EXERCISE DESCRIPTION
How many lines in the listing below include the word "this"? Reply with the count alone.

DATASET ENTRIES
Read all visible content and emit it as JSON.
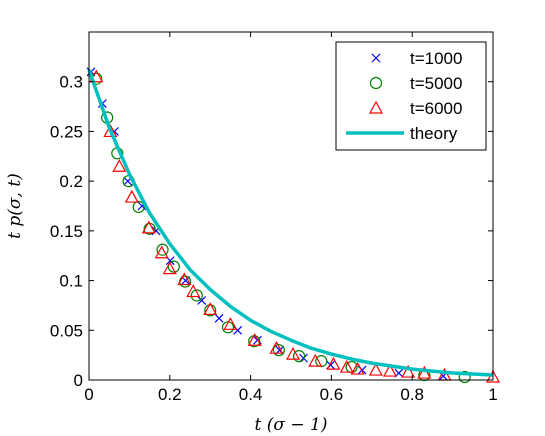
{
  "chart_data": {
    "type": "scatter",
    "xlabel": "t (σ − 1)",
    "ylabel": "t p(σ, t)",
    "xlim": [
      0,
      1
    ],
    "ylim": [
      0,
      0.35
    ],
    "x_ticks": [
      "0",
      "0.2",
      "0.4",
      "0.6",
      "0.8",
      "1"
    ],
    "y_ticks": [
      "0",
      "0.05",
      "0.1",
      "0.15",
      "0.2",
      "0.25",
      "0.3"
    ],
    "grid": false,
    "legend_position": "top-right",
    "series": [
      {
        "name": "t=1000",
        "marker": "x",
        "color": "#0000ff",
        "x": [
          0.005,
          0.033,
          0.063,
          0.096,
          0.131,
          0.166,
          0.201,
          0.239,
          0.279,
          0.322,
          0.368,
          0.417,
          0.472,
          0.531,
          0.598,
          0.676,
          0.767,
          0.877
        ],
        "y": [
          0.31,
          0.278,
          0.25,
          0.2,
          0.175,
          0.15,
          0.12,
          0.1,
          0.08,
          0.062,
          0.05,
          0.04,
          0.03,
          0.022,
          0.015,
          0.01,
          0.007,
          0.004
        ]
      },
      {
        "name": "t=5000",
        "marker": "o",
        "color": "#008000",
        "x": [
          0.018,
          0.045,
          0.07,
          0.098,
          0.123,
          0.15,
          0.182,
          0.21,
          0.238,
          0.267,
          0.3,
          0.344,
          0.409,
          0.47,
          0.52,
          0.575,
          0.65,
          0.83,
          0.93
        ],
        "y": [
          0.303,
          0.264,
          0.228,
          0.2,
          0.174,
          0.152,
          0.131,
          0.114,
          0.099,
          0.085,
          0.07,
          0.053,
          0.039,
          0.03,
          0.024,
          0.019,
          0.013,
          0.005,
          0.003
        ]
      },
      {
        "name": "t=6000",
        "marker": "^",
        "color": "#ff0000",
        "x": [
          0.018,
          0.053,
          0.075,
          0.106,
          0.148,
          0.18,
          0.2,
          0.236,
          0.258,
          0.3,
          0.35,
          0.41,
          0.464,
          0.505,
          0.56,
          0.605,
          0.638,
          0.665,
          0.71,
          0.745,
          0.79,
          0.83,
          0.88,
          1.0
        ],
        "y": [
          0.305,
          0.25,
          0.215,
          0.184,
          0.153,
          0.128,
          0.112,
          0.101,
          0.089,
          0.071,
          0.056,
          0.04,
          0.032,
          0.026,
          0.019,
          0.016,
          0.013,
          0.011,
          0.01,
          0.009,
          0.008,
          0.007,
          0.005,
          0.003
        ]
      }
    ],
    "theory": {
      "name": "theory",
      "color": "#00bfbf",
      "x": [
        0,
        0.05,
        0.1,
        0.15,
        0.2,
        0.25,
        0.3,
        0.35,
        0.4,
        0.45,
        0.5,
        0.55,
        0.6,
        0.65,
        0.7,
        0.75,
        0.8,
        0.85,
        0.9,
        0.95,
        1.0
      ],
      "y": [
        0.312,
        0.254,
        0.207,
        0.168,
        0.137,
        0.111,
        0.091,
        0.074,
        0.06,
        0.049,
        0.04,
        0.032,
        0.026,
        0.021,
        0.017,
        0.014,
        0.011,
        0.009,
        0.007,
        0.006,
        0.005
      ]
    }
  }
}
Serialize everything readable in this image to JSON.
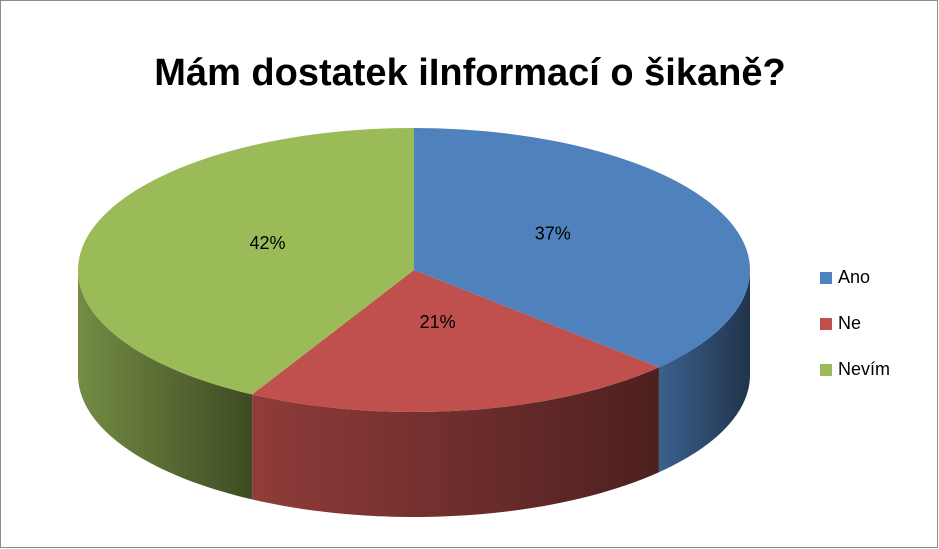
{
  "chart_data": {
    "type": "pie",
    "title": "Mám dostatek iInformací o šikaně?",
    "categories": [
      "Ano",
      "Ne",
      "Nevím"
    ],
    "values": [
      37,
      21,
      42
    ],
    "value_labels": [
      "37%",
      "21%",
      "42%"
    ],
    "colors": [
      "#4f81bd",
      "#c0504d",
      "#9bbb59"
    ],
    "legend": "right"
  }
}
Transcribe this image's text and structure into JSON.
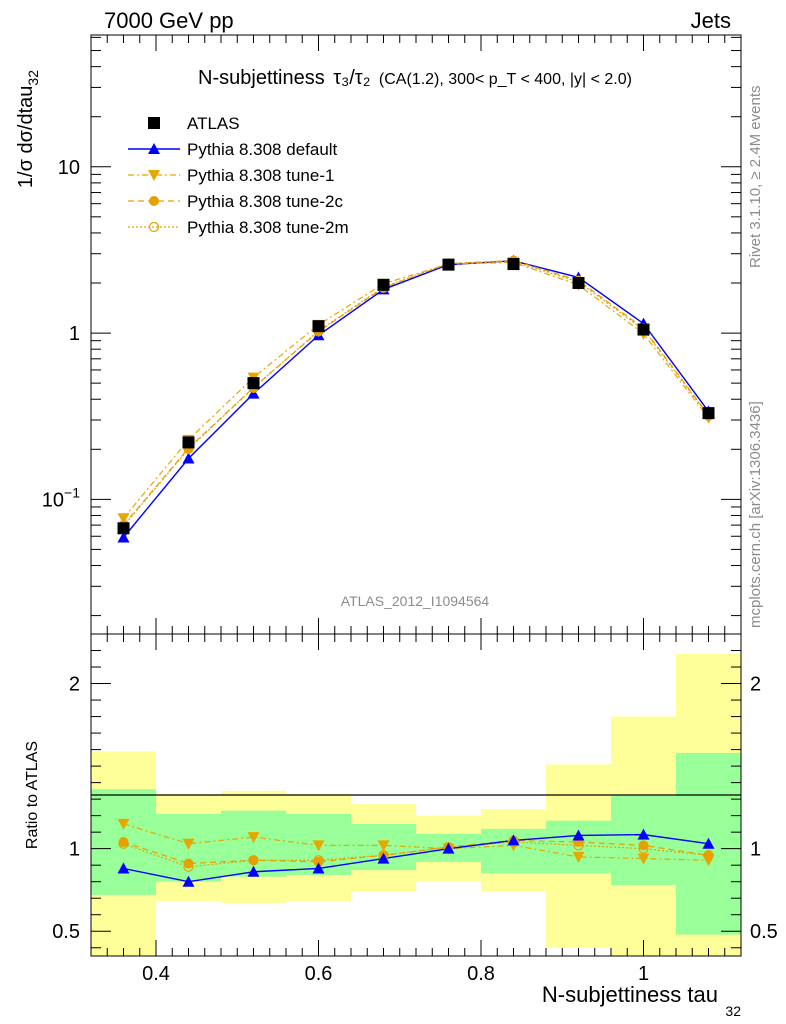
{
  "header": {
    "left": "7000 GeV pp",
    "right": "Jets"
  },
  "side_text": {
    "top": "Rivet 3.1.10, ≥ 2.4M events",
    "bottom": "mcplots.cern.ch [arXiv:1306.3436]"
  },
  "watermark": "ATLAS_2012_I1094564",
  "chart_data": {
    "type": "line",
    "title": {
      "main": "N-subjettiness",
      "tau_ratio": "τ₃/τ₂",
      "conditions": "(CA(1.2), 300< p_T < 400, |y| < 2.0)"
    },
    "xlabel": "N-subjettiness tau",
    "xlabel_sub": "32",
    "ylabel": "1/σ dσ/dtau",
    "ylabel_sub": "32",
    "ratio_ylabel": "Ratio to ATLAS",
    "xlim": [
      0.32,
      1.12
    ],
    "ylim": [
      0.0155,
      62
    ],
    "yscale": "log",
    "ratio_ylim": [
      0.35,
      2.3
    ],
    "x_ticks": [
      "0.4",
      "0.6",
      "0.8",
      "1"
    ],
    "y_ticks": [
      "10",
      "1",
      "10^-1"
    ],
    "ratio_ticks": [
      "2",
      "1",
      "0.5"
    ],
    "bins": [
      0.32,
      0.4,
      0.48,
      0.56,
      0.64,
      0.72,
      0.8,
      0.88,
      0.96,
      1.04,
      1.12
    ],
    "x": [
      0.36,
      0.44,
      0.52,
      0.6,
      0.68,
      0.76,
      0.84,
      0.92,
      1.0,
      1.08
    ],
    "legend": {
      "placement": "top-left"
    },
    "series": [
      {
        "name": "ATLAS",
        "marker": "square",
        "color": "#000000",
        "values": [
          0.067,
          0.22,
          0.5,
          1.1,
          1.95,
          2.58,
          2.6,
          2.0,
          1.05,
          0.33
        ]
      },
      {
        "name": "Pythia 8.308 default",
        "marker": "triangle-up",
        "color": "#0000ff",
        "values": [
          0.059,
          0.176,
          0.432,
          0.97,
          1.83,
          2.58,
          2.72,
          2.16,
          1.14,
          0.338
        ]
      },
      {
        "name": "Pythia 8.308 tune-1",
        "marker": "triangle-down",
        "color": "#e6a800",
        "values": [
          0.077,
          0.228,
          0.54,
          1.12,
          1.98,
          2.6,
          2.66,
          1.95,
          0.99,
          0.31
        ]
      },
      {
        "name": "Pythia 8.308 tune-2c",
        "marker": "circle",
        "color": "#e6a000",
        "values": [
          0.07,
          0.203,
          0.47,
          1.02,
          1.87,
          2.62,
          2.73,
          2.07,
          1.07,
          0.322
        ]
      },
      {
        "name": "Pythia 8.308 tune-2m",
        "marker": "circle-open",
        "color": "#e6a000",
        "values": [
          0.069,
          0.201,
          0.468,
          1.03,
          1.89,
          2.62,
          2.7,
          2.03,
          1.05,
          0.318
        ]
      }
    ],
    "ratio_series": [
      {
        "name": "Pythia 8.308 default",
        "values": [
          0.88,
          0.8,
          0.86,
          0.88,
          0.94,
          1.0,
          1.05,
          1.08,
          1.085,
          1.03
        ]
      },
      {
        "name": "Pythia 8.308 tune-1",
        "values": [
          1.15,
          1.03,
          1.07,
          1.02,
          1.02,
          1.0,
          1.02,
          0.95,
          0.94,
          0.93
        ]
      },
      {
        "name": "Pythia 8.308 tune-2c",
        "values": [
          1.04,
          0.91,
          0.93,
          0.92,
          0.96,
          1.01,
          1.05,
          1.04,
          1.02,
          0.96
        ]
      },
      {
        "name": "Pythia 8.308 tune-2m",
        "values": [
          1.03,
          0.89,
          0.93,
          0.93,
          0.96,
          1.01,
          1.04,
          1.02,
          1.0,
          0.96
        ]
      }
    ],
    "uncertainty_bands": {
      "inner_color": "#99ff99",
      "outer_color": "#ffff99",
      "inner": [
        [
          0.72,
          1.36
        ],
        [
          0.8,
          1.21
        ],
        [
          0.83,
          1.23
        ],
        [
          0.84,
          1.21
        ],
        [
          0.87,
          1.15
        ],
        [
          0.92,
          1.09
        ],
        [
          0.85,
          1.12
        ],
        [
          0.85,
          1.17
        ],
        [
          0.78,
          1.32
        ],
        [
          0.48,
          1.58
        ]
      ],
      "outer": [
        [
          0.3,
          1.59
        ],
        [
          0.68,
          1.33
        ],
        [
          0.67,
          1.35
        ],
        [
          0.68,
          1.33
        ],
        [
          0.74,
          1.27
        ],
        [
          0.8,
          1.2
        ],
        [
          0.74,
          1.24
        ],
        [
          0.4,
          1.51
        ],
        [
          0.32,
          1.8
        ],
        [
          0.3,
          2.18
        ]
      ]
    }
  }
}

RESULT OF THE EXERCISE
2